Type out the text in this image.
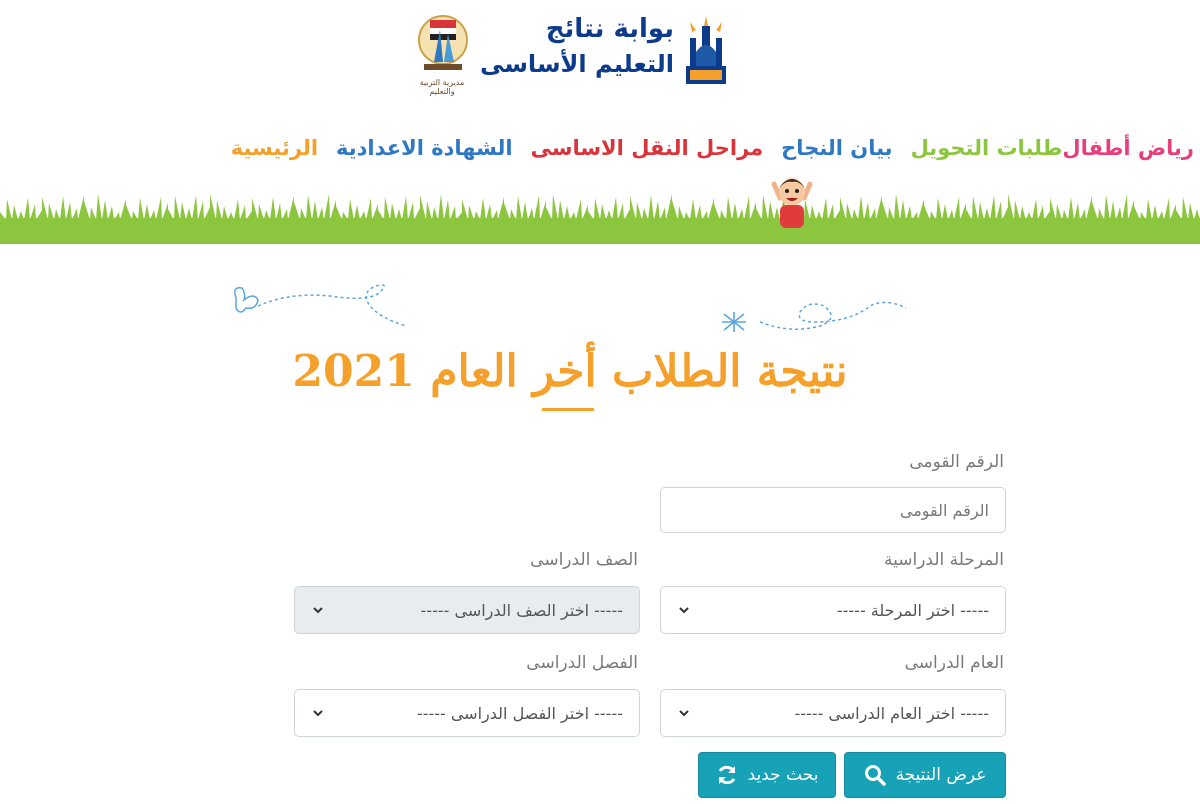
مديرية التربية والتعليم
بوابة نتائج
التعليم الأساسى
الرئيسية الشهادة الاعدادية مراحل النقل الاساسى بيان النجاح طلبات التحويل رياض أطفال
نتيجة الطلاب أخر العام 2021
الرقم القومى
الرقم القومى
المرحلة الدراسية
----- اختر المرحلة -----
الصف الدراسى
----- اختر الصف الدراسى -----
العام الدراسى
----- اختر العام الدراسى -----
الفصل الدراسى
----- اختر الفصل الدراسى -----
عرض النتيجة
بحث جديد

| What you are asked to do |
Say how many lines have the string "العام" in them, offering no words beyond the number.

| The solution |
3